─── Provided material
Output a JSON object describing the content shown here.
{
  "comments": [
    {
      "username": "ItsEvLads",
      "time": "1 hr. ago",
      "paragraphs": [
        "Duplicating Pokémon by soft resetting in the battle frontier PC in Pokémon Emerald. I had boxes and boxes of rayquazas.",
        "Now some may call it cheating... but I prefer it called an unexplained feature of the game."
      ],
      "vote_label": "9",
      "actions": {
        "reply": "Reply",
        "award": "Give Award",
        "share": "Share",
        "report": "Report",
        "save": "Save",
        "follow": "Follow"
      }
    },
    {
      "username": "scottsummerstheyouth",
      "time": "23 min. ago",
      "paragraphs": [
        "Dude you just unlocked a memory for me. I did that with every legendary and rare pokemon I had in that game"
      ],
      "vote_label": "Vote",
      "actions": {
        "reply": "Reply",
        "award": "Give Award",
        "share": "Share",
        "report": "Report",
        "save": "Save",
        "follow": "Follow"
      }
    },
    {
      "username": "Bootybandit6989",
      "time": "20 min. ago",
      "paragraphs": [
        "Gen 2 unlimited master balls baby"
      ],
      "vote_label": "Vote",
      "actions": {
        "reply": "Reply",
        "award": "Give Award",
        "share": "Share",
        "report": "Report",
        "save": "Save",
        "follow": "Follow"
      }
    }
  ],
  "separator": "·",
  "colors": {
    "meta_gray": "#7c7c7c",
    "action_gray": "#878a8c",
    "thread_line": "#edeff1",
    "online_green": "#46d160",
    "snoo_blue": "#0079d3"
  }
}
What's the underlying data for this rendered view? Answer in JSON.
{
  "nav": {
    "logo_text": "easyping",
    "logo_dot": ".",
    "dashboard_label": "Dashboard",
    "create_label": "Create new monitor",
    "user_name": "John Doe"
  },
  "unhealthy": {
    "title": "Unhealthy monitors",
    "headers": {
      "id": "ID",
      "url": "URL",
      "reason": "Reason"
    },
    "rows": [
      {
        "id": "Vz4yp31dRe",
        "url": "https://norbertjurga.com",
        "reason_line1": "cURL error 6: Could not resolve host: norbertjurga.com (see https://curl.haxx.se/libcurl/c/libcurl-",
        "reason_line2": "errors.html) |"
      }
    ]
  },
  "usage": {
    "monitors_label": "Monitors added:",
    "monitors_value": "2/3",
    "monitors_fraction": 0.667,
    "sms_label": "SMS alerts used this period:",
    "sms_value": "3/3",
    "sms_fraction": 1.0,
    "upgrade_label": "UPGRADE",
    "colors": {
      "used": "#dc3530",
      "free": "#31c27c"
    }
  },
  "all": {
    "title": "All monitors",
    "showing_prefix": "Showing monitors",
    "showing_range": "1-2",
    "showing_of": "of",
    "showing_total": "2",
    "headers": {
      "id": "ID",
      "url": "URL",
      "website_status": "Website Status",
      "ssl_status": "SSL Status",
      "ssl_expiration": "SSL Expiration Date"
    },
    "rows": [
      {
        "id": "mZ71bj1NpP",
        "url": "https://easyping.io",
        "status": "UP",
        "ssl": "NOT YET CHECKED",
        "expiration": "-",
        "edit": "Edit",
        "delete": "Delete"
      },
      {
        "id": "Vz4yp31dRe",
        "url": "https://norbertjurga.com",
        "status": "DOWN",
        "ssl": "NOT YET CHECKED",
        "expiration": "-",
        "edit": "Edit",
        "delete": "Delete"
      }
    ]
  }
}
──────
Write down every line of the data exactly as it appears above.

**Solution to the exercise**
Output a JSON object describing the content shown here.
{
  "comments": [
    {
      "username": "ItsEvLads",
      "time": "1 hr. ago",
      "paragraphs": [
        "Duplicating Pokémon by soft resetting in the battle frontier PC in Pokémon Emerald. I had boxes and boxes of rayquazas.",
        "Now some may call it cheating... but I prefer it called an unexplained feature of the game."
      ],
      "vote_label": "9",
      "actions": {
        "reply": "Reply",
        "award": "Give Award",
        "share": "Share",
        "report": "Report",
        "save": "Save",
        "follow": "Follow"
      }
    },
    {
      "username": "scottsummerstheyouth",
      "time": "23 min. ago",
      "paragraphs": [
        "Dude you just unlocked a memory for me. I did that with every legendary and rare pokemon I had in that game"
      ],
      "vote_label": "Vote",
      "actions": {
        "reply": "Reply",
        "award": "Give Award",
        "share": "Share",
        "report": "Report",
        "save": "Save",
        "follow": "Follow"
      }
    },
    {
      "username": "Bootybandit6989",
      "time": "20 min. ago",
      "paragraphs": [
        "Gen 2 unlimited master balls baby"
      ],
      "vote_label": "Vote",
      "actions": {
        "reply": "Reply",
        "award": "Give Award",
        "share": "Share",
        "report": "Report",
        "save": "Save",
        "follow": "Follow"
      }
    }
  ],
  "separator": "·",
  "colors": {
    "meta_gray": "#7c7c7c",
    "action_gray": "#878a8c",
    "thread_line": "#edeff1",
    "online_green": "#46d160",
    "snoo_blue": "#0079d3"
  }
}
What's the underlying data for this rendered view? Answer in JSON.
{
  "nav": {
    "logo_text": "easyping",
    "logo_dot": ".",
    "dashboard_label": "Dashboard",
    "create_label": "Create new monitor",
    "user_name": "John Doe"
  },
  "unhealthy": {
    "title": "Unhealthy monitors",
    "headers": {
      "id": "ID",
      "url": "URL",
      "reason": "Reason"
    },
    "rows": [
      {
        "id": "Vz4yp31dRe",
        "url": "https://norbertjurga.com",
        "reason_line1": "cURL error 6: Could not resolve host: norbertjurga.com (see https://curl.haxx.se/libcurl/c/libcurl-",
        "reason_line2": "errors.html) |"
      }
    ]
  },
  "usage": {
    "monitors_label": "Monitors added:",
    "monitors_value": "2/3",
    "monitors_fraction": 0.667,
    "sms_label": "SMS alerts used this period:",
    "sms_value": "3/3",
    "sms_fraction": 1.0,
    "upgrade_label": "UPGRADE",
    "colors": {
      "used": "#dc3530",
      "free": "#31c27c"
    }
  },
  "all": {
    "title": "All monitors",
    "showing_prefix": "Showing monitors",
    "showing_range": "1-2",
    "showing_of": "of",
    "showing_total": "2",
    "headers": {
      "id": "ID",
      "url": "URL",
      "website_status": "Website Status",
      "ssl_status": "SSL Status",
      "ssl_expiration": "SSL Expiration Date"
    },
    "rows": [
      {
        "id": "mZ71bj1NpP",
        "url": "https://easyping.io",
        "status": "UP",
        "ssl": "NOT YET CHECKED",
        "expiration": "-",
        "edit": "Edit",
        "delete": "Delete"
      },
      {
        "id": "Vz4yp31dRe",
        "url": "https://norbertjurga.com",
        "status": "DOWN",
        "ssl": "NOT YET CHECKED",
        "expiration": "-",
        "edit": "Edit",
        "delete": "Delete"
      }
    ]
  }
}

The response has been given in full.